> _Stored items_
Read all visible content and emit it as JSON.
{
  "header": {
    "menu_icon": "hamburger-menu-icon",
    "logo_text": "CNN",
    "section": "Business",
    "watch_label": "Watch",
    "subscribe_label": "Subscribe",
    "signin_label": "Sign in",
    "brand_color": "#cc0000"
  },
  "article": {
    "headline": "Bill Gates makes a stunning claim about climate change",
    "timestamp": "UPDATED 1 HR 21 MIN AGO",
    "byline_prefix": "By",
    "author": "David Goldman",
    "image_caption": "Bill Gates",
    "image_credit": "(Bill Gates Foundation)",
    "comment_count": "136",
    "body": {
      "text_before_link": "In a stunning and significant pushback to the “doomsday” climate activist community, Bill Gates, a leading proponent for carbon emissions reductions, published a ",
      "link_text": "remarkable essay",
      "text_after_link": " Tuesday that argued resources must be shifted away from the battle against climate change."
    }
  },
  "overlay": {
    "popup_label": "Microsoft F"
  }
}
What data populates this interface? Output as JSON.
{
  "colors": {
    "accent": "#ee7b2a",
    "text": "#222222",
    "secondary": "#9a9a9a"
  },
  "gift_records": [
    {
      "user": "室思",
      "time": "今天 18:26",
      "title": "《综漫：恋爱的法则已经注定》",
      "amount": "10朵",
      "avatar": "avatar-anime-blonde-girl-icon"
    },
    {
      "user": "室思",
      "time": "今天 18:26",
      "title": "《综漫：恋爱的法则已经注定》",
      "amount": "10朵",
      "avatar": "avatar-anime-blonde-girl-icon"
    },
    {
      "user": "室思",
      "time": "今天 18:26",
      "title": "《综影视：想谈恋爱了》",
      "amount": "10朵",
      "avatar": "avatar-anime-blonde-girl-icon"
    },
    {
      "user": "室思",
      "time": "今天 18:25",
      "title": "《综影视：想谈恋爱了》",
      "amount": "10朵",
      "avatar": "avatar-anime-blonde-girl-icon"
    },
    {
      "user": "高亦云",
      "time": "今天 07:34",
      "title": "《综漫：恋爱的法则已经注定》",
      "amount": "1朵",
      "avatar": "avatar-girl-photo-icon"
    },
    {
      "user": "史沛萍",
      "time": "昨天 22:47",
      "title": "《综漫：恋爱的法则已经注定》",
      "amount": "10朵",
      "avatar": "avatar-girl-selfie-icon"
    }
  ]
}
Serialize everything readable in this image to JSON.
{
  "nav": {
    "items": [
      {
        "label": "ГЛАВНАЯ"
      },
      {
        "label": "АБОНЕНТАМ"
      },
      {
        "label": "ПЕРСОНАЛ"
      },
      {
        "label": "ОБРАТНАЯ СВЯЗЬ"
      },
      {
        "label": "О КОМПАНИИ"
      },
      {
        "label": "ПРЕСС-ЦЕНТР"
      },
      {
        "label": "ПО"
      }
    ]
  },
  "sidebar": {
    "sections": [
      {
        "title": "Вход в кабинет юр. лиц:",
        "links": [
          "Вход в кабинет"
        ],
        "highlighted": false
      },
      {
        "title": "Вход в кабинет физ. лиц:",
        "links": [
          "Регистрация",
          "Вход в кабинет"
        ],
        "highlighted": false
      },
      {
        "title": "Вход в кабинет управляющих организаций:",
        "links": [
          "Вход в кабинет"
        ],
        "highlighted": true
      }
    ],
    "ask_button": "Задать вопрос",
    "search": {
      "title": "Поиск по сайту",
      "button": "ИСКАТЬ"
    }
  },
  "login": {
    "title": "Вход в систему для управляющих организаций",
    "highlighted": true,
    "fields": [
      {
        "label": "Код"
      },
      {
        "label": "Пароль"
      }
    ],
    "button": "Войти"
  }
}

> _YOUR TASK_
Identify which lines contain the word "change" and copy each one.

> _TASK OUTPUT_
    "headline": "Bill Gates makes a stunning claim about climate change",
      "text_after_link": " Tuesday that argued resources must be shifted away from the battle against climate change."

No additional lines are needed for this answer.